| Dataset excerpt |
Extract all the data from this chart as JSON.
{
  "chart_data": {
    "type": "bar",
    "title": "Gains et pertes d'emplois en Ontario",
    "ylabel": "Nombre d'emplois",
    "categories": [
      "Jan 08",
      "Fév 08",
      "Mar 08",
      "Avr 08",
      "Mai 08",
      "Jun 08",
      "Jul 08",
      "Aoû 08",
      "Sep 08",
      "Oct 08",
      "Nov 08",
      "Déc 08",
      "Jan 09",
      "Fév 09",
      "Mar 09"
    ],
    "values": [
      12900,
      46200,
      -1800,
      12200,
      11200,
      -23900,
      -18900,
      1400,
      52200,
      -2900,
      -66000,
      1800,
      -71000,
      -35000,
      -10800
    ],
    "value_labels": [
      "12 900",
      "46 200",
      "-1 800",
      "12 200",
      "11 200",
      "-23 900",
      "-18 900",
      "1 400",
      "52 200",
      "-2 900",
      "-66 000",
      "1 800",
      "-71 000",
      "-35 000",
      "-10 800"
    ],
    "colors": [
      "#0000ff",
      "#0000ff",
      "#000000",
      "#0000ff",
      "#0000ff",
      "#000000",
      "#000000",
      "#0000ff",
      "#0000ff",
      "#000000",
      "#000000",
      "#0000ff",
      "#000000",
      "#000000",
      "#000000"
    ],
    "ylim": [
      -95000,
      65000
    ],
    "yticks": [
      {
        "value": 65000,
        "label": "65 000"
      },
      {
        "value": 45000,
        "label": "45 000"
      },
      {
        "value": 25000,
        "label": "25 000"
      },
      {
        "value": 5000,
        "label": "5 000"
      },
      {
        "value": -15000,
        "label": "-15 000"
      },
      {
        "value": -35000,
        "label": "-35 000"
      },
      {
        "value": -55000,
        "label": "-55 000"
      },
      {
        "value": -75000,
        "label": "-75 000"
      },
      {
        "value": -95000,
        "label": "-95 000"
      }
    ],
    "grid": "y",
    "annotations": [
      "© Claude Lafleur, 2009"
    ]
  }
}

| DIRECTIONS FOR THIS TASK |
Every record above should be copied exactly.

| SOLUTION TO THIS TASK |
Extract all the data from this chart as JSON.
{
  "chart_data": {
    "type": "bar",
    "title": "Gains et pertes d'emplois en Ontario",
    "ylabel": "Nombre d'emplois",
    "categories": [
      "Jan 08",
      "Fév 08",
      "Mar 08",
      "Avr 08",
      "Mai 08",
      "Jun 08",
      "Jul 08",
      "Aoû 08",
      "Sep 08",
      "Oct 08",
      "Nov 08",
      "Déc 08",
      "Jan 09",
      "Fév 09",
      "Mar 09"
    ],
    "values": [
      12900,
      46200,
      -1800,
      12200,
      11200,
      -23900,
      -18900,
      1400,
      52200,
      -2900,
      -66000,
      1800,
      -71000,
      -35000,
      -10800
    ],
    "value_labels": [
      "12 900",
      "46 200",
      "-1 800",
      "12 200",
      "11 200",
      "-23 900",
      "-18 900",
      "1 400",
      "52 200",
      "-2 900",
      "-66 000",
      "1 800",
      "-71 000",
      "-35 000",
      "-10 800"
    ],
    "colors": [
      "#0000ff",
      "#0000ff",
      "#000000",
      "#0000ff",
      "#0000ff",
      "#000000",
      "#000000",
      "#0000ff",
      "#0000ff",
      "#000000",
      "#000000",
      "#0000ff",
      "#000000",
      "#000000",
      "#000000"
    ],
    "ylim": [
      -95000,
      65000
    ],
    "yticks": [
      {
        "value": 65000,
        "label": "65 000"
      },
      {
        "value": 45000,
        "label": "45 000"
      },
      {
        "value": 25000,
        "label": "25 000"
      },
      {
        "value": 5000,
        "label": "5 000"
      },
      {
        "value": -15000,
        "label": "-15 000"
      },
      {
        "value": -35000,
        "label": "-35 000"
      },
      {
        "value": -55000,
        "label": "-55 000"
      },
      {
        "value": -75000,
        "label": "-75 000"
      },
      {
        "value": -95000,
        "label": "-95 000"
      }
    ],
    "grid": "y",
    "annotations": [
      "© Claude Lafleur, 2009"
    ]
  }
}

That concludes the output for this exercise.